___ Exercise material

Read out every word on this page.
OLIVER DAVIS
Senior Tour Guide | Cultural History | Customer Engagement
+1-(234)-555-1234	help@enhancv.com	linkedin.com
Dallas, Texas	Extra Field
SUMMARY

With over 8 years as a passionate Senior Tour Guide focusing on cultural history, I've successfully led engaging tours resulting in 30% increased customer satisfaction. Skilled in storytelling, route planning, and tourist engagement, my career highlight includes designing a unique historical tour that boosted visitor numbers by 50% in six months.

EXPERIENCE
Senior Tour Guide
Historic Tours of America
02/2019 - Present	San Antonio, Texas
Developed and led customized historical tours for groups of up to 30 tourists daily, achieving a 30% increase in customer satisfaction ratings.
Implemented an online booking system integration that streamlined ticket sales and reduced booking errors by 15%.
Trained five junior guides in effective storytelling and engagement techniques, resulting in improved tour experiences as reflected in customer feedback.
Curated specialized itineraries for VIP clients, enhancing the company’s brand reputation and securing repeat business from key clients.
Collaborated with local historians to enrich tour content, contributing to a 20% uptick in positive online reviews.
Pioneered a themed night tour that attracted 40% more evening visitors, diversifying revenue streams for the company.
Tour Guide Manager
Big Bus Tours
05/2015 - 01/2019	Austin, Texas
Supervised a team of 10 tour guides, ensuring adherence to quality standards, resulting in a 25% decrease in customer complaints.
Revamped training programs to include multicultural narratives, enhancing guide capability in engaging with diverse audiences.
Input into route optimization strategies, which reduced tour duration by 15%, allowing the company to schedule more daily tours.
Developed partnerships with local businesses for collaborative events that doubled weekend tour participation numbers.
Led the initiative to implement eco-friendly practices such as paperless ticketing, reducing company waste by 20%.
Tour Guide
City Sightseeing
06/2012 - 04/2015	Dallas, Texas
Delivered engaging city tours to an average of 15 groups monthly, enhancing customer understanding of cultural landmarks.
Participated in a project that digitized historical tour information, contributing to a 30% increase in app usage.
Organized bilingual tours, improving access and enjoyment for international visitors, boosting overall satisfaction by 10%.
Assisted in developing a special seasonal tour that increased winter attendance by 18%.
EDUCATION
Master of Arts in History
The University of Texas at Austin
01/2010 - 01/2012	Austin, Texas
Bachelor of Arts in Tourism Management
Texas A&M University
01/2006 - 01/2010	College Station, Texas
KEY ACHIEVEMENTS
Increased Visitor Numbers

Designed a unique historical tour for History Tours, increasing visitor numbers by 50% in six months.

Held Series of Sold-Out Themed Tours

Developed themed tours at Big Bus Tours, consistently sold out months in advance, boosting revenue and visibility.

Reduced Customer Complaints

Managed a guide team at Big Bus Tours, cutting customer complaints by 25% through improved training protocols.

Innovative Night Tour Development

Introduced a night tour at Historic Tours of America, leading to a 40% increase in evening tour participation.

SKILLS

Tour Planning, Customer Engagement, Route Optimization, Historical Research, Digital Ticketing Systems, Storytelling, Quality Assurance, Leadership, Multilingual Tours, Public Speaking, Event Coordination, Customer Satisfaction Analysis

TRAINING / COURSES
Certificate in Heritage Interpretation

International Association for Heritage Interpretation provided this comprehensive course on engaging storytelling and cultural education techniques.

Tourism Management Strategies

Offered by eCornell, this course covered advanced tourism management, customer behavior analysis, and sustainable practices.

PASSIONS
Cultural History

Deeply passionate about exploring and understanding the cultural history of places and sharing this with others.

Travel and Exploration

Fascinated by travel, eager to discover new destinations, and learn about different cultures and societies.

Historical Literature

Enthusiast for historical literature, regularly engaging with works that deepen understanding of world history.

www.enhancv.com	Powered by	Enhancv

______

** What needs to be done **
Return the listing above word for word.

** Written answer **
Read out every word on this page.
OLIVER DAVIS
Senior Tour Guide | Cultural History | Customer Engagement
+1-(234)-555-1234	help@enhancv.com	linkedin.com
Dallas, Texas	Extra Field
SUMMARY

With over 8 years as a passionate Senior Tour Guide focusing on cultural history, I've successfully led engaging tours resulting in 30% increased customer satisfaction. Skilled in storytelling, route planning, and tourist engagement, my career highlight includes designing a unique historical tour that boosted visitor numbers by 50% in six months.

EXPERIENCE
Senior Tour Guide
Historic Tours of America
02/2019 - Present	San Antonio, Texas
Developed and led customized historical tours for groups of up to 30 tourists daily, achieving a 30% increase in customer satisfaction ratings.
Implemented an online booking system integration that streamlined ticket sales and reduced booking errors by 15%.
Trained five junior guides in effective storytelling and engagement techniques, resulting in improved tour experiences as reflected in customer feedback.
Curated specialized itineraries for VIP clients, enhancing the company’s brand reputation and securing repeat business from key clients.
Collaborated with local historians to enrich tour content, contributing to a 20% uptick in positive online reviews.
Pioneered a themed night tour that attracted 40% more evening visitors, diversifying revenue streams for the company.
Tour Guide Manager
Big Bus Tours
05/2015 - 01/2019	Austin, Texas
Supervised a team of 10 tour guides, ensuring adherence to quality standards, resulting in a 25% decrease in customer complaints.
Revamped training programs to include multicultural narratives, enhancing guide capability in engaging with diverse audiences.
Input into route optimization strategies, which reduced tour duration by 15%, allowing the company to schedule more daily tours.
Developed partnerships with local businesses for collaborative events that doubled weekend tour participation numbers.
Led the initiative to implement eco-friendly practices such as paperless ticketing, reducing company waste by 20%.
Tour Guide
City Sightseeing
06/2012 - 04/2015	Dallas, Texas
Delivered engaging city tours to an average of 15 groups monthly, enhancing customer understanding of cultural landmarks.
Participated in a project that digitized historical tour information, contributing to a 30% increase in app usage.
Organized bilingual tours, improving access and enjoyment for international visitors, boosting overall satisfaction by 10%.
Assisted in developing a special seasonal tour that increased winter attendance by 18%.
EDUCATION
Master of Arts in History
The University of Texas at Austin
01/2010 - 01/2012	Austin, Texas
Bachelor of Arts in Tourism Management
Texas A&M University
01/2006 - 01/2010	College Station, Texas
KEY ACHIEVEMENTS
Increased Visitor Numbers

Designed a unique historical tour for History Tours, increasing visitor numbers by 50% in six months.

Held Series of Sold-Out Themed Tours

Developed themed tours at Big Bus Tours, consistently sold out months in advance, boosting revenue and visibility.

Reduced Customer Complaints

Managed a guide team at Big Bus Tours, cutting customer complaints by 25% through improved training protocols.

Innovative Night Tour Development

Introduced a night tour at Historic Tours of America, leading to a 40% increase in evening tour participation.

SKILLS

Tour Planning, Customer Engagement, Route Optimization, Historical Research, Digital Ticketing Systems, Storytelling, Quality Assurance, Leadership, Multilingual Tours, Public Speaking, Event Coordination, Customer Satisfaction Analysis

TRAINING / COURSES
Certificate in Heritage Interpretation

International Association for Heritage Interpretation provided this comprehensive course on engaging storytelling and cultural education techniques.

Tourism Management Strategies

Offered by eCornell, this course covered advanced tourism management, customer behavior analysis, and sustainable practices.

PASSIONS
Cultural History

Deeply passionate about exploring and understanding the cultural history of places and sharing this with others.

Travel and Exploration

Fascinated by travel, eager to discover new destinations, and learn about different cultures and societies.

Historical Literature

Enthusiast for historical literature, regularly engaging with works that deepen understanding of world history.

www.enhancv.com	Powered by	Enhancv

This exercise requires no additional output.